EXERCISE INPUTS:
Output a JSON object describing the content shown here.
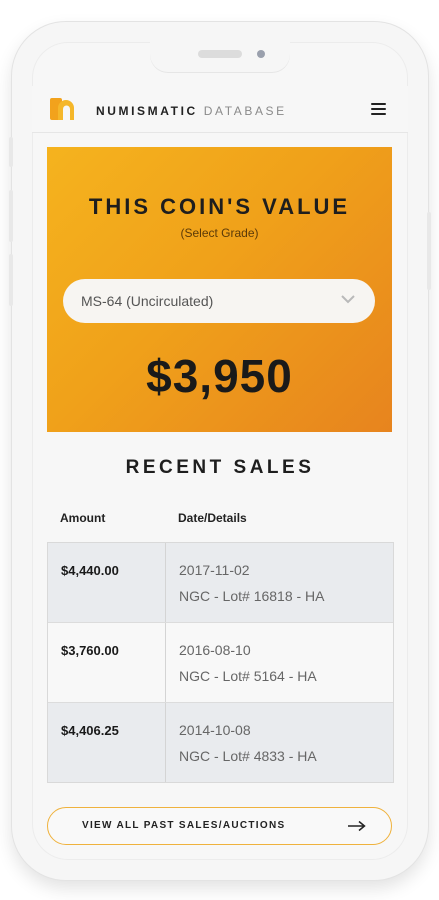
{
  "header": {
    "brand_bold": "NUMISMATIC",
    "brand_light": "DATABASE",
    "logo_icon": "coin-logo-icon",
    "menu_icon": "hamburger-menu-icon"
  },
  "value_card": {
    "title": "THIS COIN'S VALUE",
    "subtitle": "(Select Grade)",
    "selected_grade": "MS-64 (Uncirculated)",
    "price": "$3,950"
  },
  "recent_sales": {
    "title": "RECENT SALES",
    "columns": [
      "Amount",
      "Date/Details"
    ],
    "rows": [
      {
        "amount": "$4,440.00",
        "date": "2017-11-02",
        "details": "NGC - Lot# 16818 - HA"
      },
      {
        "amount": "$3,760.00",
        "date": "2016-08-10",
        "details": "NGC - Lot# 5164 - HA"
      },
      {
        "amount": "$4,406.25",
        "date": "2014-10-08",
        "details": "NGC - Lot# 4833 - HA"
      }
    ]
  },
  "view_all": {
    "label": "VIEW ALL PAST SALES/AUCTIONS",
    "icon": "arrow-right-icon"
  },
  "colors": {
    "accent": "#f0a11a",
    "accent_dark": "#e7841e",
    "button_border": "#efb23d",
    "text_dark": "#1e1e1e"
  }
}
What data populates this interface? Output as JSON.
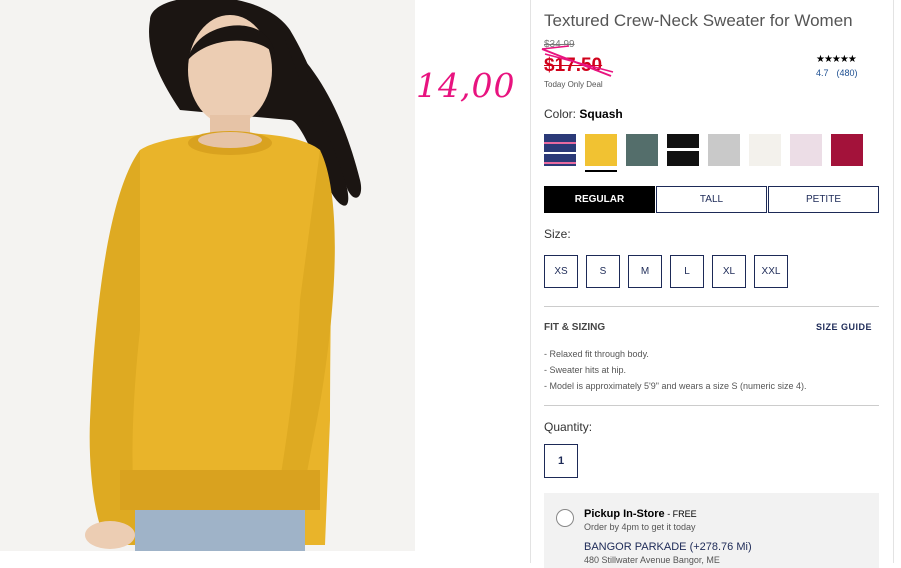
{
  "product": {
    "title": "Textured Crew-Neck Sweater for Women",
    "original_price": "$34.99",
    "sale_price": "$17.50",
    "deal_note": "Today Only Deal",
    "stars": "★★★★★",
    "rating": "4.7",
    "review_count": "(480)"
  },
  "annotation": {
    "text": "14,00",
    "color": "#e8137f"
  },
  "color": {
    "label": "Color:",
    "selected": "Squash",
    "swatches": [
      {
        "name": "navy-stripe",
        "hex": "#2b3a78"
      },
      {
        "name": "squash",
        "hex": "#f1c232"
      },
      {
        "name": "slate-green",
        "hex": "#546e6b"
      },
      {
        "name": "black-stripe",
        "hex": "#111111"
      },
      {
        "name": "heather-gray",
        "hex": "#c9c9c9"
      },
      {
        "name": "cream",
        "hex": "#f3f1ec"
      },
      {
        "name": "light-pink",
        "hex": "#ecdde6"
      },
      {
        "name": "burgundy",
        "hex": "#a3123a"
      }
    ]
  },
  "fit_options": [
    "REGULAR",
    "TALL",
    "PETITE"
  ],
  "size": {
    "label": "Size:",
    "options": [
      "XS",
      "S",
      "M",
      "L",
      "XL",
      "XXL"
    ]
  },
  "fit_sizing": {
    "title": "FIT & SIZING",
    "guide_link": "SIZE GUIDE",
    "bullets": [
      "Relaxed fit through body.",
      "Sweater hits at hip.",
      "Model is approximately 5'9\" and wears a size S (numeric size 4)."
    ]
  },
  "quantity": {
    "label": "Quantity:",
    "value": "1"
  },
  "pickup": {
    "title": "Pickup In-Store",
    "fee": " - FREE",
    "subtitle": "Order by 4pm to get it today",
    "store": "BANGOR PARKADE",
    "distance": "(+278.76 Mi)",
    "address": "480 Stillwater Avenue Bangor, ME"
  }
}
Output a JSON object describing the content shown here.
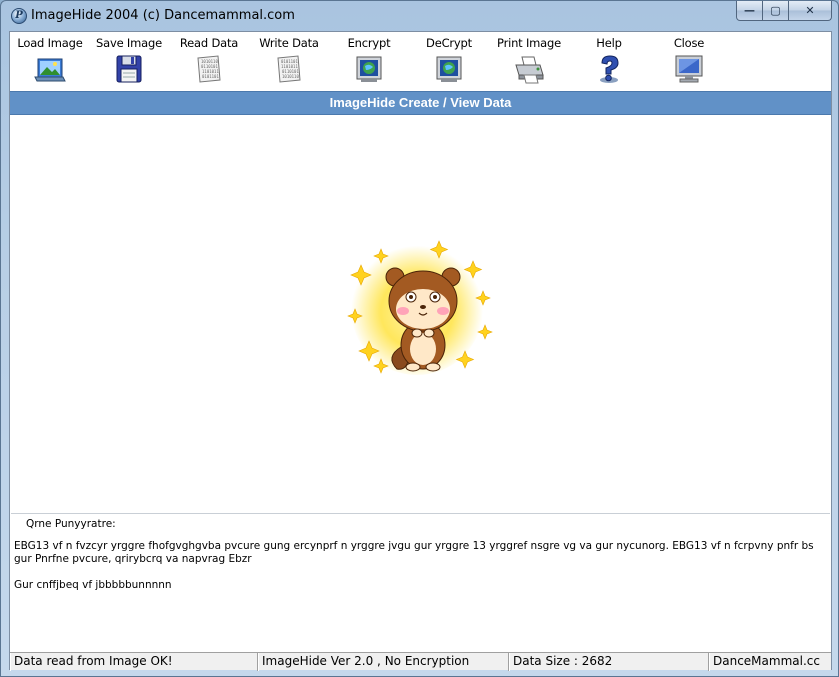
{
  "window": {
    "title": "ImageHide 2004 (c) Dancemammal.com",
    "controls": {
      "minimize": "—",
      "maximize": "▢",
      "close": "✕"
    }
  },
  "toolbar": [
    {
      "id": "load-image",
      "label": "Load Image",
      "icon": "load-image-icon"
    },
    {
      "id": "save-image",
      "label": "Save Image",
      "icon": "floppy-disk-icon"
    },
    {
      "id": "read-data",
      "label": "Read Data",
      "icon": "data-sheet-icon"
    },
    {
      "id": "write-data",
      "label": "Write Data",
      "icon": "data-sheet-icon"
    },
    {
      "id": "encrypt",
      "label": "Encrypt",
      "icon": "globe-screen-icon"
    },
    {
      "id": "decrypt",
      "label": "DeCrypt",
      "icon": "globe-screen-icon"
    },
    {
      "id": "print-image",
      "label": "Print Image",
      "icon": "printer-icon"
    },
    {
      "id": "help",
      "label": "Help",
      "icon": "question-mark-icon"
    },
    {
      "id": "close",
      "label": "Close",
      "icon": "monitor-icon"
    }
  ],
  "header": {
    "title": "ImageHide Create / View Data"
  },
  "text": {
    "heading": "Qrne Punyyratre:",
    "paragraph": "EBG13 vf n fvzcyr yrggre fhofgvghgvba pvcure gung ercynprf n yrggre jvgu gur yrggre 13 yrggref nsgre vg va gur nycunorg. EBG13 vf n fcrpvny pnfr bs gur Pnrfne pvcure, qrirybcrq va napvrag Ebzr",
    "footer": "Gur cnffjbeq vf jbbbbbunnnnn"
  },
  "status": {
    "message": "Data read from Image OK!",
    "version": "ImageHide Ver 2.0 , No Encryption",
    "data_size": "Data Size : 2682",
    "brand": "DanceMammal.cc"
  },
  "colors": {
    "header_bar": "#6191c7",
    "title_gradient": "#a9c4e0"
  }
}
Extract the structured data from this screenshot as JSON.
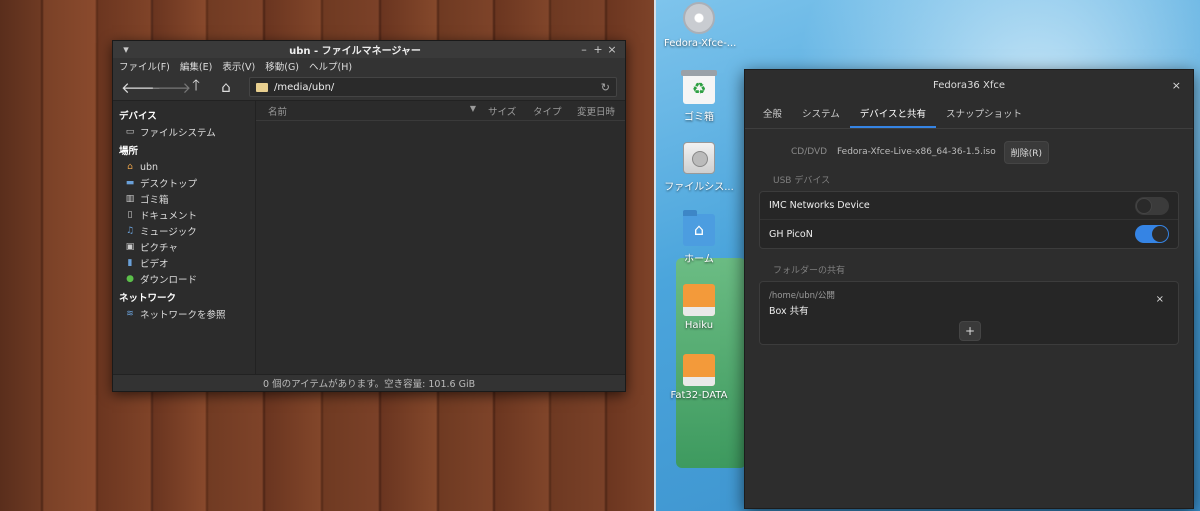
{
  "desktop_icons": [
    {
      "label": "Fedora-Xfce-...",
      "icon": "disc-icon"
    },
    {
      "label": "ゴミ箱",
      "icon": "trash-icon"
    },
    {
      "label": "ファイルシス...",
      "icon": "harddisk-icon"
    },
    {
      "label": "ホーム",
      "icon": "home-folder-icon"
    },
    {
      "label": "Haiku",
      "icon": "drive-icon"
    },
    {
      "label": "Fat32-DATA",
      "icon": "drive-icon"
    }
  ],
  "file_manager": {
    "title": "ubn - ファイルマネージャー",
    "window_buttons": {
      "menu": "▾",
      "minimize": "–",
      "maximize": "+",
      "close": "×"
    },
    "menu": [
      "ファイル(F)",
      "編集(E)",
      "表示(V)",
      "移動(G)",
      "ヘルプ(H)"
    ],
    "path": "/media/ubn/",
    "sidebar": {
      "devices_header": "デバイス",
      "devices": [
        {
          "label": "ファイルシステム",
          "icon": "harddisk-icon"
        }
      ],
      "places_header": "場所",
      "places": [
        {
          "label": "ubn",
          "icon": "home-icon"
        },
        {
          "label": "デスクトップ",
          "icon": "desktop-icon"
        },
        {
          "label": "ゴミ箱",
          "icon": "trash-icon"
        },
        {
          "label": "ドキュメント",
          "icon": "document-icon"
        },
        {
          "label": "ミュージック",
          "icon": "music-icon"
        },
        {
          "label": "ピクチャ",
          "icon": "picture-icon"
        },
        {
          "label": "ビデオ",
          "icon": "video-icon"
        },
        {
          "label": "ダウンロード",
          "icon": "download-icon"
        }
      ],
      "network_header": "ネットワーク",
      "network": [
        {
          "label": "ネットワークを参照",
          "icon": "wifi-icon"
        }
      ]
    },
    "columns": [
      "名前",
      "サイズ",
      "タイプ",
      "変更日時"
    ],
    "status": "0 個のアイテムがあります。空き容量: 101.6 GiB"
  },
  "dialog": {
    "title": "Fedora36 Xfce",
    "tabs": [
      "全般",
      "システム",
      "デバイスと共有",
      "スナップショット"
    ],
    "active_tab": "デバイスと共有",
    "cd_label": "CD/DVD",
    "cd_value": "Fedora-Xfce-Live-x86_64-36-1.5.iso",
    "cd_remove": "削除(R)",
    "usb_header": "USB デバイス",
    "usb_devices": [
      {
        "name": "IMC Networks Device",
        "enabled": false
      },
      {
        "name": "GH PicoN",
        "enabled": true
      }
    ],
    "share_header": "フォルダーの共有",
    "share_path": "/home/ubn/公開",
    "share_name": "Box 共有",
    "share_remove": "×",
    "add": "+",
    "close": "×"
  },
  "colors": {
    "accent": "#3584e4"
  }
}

GOAL:
Output the records above exactly as they are, leaving out the pictures.

PROBLEM SOLUTION:
Output a JSON object describing the content shown here.
{
  "header": {
    "brand_bold": "NUMISMATIC",
    "brand_light": "DATABASE",
    "logo_icon": "coin-logo-icon",
    "menu_icon": "hamburger-menu-icon"
  },
  "value_card": {
    "title": "THIS COIN'S VALUE",
    "subtitle": "(Select Grade)",
    "selected_grade": "MS-64 (Uncirculated)",
    "price": "$3,950"
  },
  "recent_sales": {
    "title": "RECENT SALES",
    "columns": [
      "Amount",
      "Date/Details"
    ],
    "rows": [
      {
        "amount": "$4,440.00",
        "date": "2017-11-02",
        "details": "NGC - Lot# 16818 - HA"
      },
      {
        "amount": "$3,760.00",
        "date": "2016-08-10",
        "details": "NGC - Lot# 5164 - HA"
      },
      {
        "amount": "$4,406.25",
        "date": "2014-10-08",
        "details": "NGC - Lot# 4833 - HA"
      }
    ]
  },
  "view_all": {
    "label": "VIEW ALL PAST SALES/AUCTIONS",
    "icon": "arrow-right-icon"
  },
  "colors": {
    "accent": "#f0a11a",
    "accent_dark": "#e7841e",
    "button_border": "#efb23d",
    "text_dark": "#1e1e1e"
  }
}
What data populates this interface? Output as JSON.
{
  "product": {
    "title": "Textured Crew-Neck Sweater for Women",
    "original_price": "$34.99",
    "sale_price": "$17.50",
    "deal_note": "Today Only Deal",
    "stars": "★★★★★",
    "rating": "4.7",
    "review_count": "(480)"
  },
  "annotation": {
    "text": "14,00",
    "color": "#e8137f"
  },
  "color": {
    "label": "Color:",
    "selected": "Squash",
    "swatches": [
      {
        "name": "navy-stripe",
        "hex": "#2b3a78"
      },
      {
        "name": "squash",
        "hex": "#f1c232"
      },
      {
        "name": "slate-green",
        "hex": "#546e6b"
      },
      {
        "name": "black-stripe",
        "hex": "#111111"
      },
      {
        "name": "heather-gray",
        "hex": "#c9c9c9"
      },
      {
        "name": "cream",
        "hex": "#f3f1ec"
      },
      {
        "name": "light-pink",
        "hex": "#ecdde6"
      },
      {
        "name": "burgundy",
        "hex": "#a3123a"
      }
    ]
  },
  "fit_options": [
    "REGULAR",
    "TALL",
    "PETITE"
  ],
  "size": {
    "label": "Size:",
    "options": [
      "XS",
      "S",
      "M",
      "L",
      "XL",
      "XXL"
    ]
  },
  "fit_sizing": {
    "title": "FIT & SIZING",
    "guide_link": "SIZE GUIDE",
    "bullets": [
      "Relaxed fit through body.",
      "Sweater hits at hip.",
      "Model is approximately 5'9\" and wears a size S (numeric size 4)."
    ]
  },
  "quantity": {
    "label": "Quantity:",
    "value": "1"
  },
  "pickup": {
    "title": "Pickup In-Store",
    "fee": " - FREE",
    "subtitle": "Order by 4pm to get it today",
    "store": "BANGOR PARKADE",
    "distance": "(+278.76 Mi)",
    "address": "480 Stillwater Avenue Bangor, ME"
  }
}
Output a JSON object describing the content shown here.
{
  "window": {
    "title": "ImageHide 2004 (c) Dancemammal.com",
    "controls": {
      "minimize": "—",
      "maximize": "▢",
      "close": "✕"
    }
  },
  "toolbar": [
    {
      "id": "load-image",
      "label": "Load Image",
      "icon": "load-image-icon"
    },
    {
      "id": "save-image",
      "label": "Save Image",
      "icon": "floppy-disk-icon"
    },
    {
      "id": "read-data",
      "label": "Read Data",
      "icon": "data-sheet-icon"
    },
    {
      "id": "write-data",
      "label": "Write Data",
      "icon": "data-sheet-icon"
    },
    {
      "id": "encrypt",
      "label": "Encrypt",
      "icon": "globe-screen-icon"
    },
    {
      "id": "decrypt",
      "label": "DeCrypt",
      "icon": "globe-screen-icon"
    },
    {
      "id": "print-image",
      "label": "Print Image",
      "icon": "printer-icon"
    },
    {
      "id": "help",
      "label": "Help",
      "icon": "question-mark-icon"
    },
    {
      "id": "close",
      "label": "Close",
      "icon": "monitor-icon"
    }
  ],
  "header": {
    "title": "ImageHide Create / View Data"
  },
  "text": {
    "heading": "Qrne Punyyratre:",
    "paragraph": "EBG13 vf n fvzcyr yrggre fhofgvghgvba pvcure gung ercynprf n yrggre jvgu gur yrggre 13 yrggref nsgre vg va gur nycunorg. EBG13 vf n fcrpvny pnfr bs gur Pnrfne pvcure, qrirybcrq va napvrag Ebzr",
    "footer": "Gur cnffjbeq vf jbbbbbunnnnn"
  },
  "status": {
    "message": "Data read from Image OK!",
    "version": "ImageHide Ver 2.0 , No Encryption",
    "data_size": "Data Size : 2682",
    "brand": "DanceMammal.cc"
  },
  "colors": {
    "header_bar": "#6191c7",
    "title_gradient": "#a9c4e0"
  }
}
Extract the structured data from this screenshot as JSON.
{
  "desktop_icons": [
    {
      "label": "Fedora-Xfce-...",
      "icon": "disc-icon"
    },
    {
      "label": "ゴミ箱",
      "icon": "trash-icon"
    },
    {
      "label": "ファイルシス...",
      "icon": "harddisk-icon"
    },
    {
      "label": "ホーム",
      "icon": "home-folder-icon"
    },
    {
      "label": "Haiku",
      "icon": "drive-icon"
    },
    {
      "label": "Fat32-DATA",
      "icon": "drive-icon"
    }
  ],
  "file_manager": {
    "title": "ubn - ファイルマネージャー",
    "window_buttons": {
      "menu": "▾",
      "minimize": "–",
      "maximize": "+",
      "close": "×"
    },
    "menu": [
      "ファイル(F)",
      "編集(E)",
      "表示(V)",
      "移動(G)",
      "ヘルプ(H)"
    ],
    "path": "/media/ubn/",
    "sidebar": {
      "devices_header": "デバイス",
      "devices": [
        {
          "label": "ファイルシステム",
          "icon": "harddisk-icon"
        }
      ],
      "places_header": "場所",
      "places": [
        {
          "label": "ubn",
          "icon": "home-icon"
        },
        {
          "label": "デスクトップ",
          "icon": "desktop-icon"
        },
        {
          "label": "ゴミ箱",
          "icon": "trash-icon"
        },
        {
          "label": "ドキュメント",
          "icon": "document-icon"
        },
        {
          "label": "ミュージック",
          "icon": "music-icon"
        },
        {
          "label": "ピクチャ",
          "icon": "picture-icon"
        },
        {
          "label": "ビデオ",
          "icon": "video-icon"
        },
        {
          "label": "ダウンロード",
          "icon": "download-icon"
        }
      ],
      "network_header": "ネットワーク",
      "network": [
        {
          "label": "ネットワークを参照",
          "icon": "wifi-icon"
        }
      ]
    },
    "columns": [
      "名前",
      "サイズ",
      "タイプ",
      "変更日時"
    ],
    "status": "0 個のアイテムがあります。空き容量: 101.6 GiB"
  },
  "dialog": {
    "title": "Fedora36 Xfce",
    "tabs": [
      "全般",
      "システム",
      "デバイスと共有",
      "スナップショット"
    ],
    "active_tab": "デバイスと共有",
    "cd_label": "CD/DVD",
    "cd_value": "Fedora-Xfce-Live-x86_64-36-1.5.iso",
    "cd_remove": "削除(R)",
    "usb_header": "USB デバイス",
    "usb_devices": [
      {
        "name": "IMC Networks Device",
        "enabled": false
      },
      {
        "name": "GH PicoN",
        "enabled": true
      }
    ],
    "share_header": "フォルダーの共有",
    "share_path": "/home/ubn/公開",
    "share_name": "Box 共有",
    "share_remove": "×",
    "add": "+",
    "close": "×"
  },
  "colors": {
    "accent": "#3584e4"
  }
}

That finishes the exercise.